# Source passage
Med Arch. 2020 Aug;74(4):285-288. doi: 10.5455/medarh.2020.74.285-288.
INTRODUCTION: Ventilator associated pneumonia (VAP) is defined as nosocomial pneumonia in patients who have mechanical ventilation (MV) for more than 48 hours. The diagnosis of VAP is based on radiological-microbiological examinations. In the United States, the Centers for Disease Control and Prevention (CDC) and the National Health Care Network (NHSN) have an incidence of VAP of 5.8% per 1,000 days on mechanical ventilator.
AIM: In this study, we had an aim to determine the occurrence of ventilator-associated pneumonia (VAP) in patients with MV who were hospitalized in the intensive care unit.

# Task item
Please list every abbreviation that the pneumonia abstract above introduces in parentheses, giving each one once.

# Given information

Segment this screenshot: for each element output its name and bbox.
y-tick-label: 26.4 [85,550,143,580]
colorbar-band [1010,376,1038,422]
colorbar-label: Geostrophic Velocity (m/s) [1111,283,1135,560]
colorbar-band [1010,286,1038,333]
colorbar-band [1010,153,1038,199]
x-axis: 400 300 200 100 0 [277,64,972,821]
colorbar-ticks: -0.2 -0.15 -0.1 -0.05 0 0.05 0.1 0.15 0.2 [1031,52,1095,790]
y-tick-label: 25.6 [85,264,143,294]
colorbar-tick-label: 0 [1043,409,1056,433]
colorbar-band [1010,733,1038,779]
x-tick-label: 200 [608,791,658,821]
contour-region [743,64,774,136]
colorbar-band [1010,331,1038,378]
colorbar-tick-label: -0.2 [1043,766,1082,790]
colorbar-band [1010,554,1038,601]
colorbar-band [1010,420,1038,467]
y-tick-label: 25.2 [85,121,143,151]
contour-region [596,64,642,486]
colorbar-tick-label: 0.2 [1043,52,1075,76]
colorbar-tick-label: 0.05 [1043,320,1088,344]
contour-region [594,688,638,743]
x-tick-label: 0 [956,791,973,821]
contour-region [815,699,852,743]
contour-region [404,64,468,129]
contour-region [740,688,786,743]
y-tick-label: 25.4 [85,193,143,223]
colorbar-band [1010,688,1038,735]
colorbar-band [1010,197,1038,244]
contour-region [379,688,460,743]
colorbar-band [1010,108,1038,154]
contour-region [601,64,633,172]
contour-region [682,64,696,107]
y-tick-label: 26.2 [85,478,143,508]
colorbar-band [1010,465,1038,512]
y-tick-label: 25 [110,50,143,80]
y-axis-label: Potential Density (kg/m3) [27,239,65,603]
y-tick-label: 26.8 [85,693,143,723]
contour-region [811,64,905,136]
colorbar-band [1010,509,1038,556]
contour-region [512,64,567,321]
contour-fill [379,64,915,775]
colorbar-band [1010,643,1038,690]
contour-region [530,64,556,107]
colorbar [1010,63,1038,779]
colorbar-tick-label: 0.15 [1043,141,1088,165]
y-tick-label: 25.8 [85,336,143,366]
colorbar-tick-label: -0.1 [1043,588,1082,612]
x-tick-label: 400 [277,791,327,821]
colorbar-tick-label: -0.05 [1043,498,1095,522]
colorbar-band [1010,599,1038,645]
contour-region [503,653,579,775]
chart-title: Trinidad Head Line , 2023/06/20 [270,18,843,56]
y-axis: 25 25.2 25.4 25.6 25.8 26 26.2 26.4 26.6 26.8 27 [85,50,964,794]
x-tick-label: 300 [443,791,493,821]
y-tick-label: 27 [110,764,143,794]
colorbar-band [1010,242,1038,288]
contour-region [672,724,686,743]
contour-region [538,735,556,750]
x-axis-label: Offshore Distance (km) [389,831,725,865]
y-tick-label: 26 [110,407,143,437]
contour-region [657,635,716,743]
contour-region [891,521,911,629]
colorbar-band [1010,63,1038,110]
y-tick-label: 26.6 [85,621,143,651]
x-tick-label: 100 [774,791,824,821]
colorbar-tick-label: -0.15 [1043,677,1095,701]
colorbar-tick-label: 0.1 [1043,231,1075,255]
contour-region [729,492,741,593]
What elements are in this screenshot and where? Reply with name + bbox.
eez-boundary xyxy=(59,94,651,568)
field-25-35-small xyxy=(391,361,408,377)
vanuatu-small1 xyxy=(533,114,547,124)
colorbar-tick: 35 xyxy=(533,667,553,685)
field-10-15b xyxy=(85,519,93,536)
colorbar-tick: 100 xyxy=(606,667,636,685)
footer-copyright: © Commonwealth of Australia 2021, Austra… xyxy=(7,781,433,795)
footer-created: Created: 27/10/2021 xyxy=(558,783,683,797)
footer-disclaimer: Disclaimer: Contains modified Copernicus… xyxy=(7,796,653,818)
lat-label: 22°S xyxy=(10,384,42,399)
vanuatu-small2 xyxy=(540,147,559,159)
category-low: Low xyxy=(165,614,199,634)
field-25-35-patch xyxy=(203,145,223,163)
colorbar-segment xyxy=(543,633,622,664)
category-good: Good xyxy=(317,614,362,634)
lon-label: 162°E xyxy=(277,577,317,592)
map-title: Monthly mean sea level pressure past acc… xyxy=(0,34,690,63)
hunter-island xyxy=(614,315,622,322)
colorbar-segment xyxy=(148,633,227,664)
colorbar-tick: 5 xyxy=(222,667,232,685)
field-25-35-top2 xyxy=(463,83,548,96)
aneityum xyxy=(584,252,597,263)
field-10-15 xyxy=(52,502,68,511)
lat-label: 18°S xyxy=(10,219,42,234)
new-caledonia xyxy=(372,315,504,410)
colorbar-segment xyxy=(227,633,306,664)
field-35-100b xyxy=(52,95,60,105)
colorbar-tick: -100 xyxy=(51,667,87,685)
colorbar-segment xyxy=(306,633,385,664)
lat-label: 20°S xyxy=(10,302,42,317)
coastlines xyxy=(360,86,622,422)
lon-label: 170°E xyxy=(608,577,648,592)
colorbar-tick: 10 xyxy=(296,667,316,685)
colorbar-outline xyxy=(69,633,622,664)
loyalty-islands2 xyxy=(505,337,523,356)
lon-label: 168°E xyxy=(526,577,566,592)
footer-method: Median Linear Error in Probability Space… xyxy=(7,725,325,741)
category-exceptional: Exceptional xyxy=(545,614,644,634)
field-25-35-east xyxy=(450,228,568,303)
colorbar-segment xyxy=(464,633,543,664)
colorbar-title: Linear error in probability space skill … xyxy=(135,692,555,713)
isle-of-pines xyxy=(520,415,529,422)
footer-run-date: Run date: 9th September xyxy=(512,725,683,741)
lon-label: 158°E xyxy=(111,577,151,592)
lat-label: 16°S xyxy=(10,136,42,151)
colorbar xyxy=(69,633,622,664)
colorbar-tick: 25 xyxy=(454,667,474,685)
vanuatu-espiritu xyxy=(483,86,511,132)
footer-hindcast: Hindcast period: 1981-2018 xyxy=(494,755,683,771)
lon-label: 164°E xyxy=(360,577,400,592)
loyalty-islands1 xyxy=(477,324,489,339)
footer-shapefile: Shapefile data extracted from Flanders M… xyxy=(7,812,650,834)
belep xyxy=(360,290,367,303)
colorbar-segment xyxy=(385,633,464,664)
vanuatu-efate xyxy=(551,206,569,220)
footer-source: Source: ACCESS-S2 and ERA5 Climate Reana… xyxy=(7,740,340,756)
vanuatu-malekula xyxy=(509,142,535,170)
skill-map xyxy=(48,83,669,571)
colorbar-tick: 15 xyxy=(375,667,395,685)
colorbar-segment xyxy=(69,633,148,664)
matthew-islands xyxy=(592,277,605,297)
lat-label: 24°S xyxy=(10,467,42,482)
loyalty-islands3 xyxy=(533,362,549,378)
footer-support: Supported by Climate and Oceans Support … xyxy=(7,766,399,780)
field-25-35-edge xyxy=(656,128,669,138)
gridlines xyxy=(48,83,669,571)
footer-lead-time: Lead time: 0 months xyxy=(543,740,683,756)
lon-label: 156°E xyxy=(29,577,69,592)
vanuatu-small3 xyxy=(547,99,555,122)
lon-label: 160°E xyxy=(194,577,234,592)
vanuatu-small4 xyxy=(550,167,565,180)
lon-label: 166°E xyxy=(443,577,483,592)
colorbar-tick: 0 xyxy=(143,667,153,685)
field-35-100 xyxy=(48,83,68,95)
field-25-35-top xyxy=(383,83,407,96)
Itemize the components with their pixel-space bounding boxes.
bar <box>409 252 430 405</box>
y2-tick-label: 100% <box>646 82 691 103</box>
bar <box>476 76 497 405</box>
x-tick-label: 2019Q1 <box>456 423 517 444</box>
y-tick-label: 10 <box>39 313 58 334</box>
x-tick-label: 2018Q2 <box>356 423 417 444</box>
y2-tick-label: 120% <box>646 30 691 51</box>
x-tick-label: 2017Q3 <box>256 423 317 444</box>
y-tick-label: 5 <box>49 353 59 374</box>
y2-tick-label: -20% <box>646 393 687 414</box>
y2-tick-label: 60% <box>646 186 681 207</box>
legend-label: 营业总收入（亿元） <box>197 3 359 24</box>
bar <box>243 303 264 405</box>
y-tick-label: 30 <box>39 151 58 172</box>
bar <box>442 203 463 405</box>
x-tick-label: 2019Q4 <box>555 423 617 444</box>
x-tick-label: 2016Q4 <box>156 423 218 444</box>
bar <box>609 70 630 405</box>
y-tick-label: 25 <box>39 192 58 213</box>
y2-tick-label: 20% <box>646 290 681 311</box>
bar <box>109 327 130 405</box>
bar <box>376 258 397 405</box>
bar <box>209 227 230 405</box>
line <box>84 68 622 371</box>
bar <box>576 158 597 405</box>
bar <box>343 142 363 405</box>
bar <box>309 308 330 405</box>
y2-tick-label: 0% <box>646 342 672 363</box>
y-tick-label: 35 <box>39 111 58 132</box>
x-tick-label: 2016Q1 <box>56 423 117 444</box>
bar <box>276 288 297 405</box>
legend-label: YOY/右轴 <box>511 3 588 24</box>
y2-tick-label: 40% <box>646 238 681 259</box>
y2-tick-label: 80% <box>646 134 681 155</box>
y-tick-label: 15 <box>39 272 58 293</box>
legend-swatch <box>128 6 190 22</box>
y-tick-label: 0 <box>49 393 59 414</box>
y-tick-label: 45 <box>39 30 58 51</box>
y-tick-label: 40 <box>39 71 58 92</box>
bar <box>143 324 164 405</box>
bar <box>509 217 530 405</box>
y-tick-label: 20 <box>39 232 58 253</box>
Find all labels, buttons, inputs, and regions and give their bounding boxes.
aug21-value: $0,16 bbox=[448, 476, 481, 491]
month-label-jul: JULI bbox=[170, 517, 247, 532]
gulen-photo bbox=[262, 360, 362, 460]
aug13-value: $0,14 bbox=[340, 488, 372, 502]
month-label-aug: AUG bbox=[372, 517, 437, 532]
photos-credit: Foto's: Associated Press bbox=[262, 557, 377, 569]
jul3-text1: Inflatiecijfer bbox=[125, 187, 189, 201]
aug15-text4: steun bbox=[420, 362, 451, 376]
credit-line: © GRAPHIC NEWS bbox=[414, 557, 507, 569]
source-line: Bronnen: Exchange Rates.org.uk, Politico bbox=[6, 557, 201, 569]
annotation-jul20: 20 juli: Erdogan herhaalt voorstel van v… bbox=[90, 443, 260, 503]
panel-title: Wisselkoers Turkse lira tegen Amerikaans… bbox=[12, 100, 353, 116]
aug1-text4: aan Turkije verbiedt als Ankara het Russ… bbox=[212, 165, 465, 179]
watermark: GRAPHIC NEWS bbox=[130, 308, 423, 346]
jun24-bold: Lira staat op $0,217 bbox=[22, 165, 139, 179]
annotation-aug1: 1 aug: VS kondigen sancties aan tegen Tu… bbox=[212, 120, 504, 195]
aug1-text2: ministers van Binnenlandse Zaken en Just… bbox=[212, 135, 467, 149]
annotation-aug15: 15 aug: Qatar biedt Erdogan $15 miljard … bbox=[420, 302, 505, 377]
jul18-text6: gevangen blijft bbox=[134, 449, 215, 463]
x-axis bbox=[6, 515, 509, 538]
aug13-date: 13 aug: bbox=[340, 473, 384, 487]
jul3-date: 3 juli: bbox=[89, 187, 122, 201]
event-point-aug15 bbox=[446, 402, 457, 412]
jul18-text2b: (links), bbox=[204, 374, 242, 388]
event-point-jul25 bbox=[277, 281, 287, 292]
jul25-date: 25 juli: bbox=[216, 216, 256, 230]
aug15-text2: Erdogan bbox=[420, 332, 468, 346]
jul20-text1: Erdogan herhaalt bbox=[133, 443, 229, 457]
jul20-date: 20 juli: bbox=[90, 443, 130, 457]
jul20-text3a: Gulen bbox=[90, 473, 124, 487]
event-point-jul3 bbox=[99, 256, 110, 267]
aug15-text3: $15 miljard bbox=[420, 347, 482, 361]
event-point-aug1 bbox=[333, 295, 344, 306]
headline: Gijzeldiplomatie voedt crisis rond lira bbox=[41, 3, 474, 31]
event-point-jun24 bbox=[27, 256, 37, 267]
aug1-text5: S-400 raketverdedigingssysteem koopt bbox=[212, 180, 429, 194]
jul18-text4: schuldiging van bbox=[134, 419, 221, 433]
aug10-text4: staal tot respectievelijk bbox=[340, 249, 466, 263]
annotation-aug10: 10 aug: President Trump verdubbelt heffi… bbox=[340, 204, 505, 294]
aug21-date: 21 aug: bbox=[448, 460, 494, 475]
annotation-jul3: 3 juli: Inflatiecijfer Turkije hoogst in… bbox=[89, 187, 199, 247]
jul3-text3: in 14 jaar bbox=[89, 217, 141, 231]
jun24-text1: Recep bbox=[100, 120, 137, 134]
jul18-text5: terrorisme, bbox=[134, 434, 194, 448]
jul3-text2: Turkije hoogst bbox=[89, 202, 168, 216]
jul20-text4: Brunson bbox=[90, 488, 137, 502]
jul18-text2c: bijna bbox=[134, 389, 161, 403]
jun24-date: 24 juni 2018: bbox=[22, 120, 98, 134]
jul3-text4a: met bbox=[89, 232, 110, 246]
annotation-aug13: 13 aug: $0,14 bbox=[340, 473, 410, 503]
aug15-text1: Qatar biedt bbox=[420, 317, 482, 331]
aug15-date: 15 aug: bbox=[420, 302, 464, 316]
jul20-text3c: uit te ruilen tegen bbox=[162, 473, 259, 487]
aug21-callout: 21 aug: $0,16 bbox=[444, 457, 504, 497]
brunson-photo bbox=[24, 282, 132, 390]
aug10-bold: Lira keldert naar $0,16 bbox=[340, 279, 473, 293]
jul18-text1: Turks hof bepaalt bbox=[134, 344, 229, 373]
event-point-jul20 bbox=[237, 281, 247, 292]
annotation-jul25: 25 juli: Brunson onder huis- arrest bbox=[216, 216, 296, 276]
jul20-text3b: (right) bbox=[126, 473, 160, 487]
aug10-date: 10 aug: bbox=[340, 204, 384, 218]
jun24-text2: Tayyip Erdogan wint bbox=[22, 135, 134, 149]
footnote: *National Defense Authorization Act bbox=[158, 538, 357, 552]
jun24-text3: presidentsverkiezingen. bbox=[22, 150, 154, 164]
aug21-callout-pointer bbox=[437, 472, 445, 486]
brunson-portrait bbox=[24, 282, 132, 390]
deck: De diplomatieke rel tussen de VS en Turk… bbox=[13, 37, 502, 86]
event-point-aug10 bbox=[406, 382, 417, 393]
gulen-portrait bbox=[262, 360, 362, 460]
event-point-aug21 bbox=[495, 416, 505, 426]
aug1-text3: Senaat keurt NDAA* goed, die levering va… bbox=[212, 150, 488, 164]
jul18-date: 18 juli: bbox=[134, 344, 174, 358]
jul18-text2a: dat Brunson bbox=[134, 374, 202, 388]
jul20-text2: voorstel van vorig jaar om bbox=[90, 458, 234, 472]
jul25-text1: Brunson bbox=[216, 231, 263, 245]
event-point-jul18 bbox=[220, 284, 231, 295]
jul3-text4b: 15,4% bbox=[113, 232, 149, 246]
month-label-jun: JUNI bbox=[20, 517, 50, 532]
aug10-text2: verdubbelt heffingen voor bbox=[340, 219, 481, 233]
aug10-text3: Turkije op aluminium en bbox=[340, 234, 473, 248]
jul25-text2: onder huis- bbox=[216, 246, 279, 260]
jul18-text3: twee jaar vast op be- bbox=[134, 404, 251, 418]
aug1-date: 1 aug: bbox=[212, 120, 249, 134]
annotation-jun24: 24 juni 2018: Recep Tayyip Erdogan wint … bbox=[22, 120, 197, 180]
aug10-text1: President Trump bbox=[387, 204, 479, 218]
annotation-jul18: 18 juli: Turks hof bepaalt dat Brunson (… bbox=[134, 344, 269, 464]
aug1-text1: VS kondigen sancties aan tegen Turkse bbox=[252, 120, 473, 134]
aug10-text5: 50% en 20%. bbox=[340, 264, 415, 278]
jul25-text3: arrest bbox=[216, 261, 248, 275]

# Task answer
VAP
MV
CDC
NHSN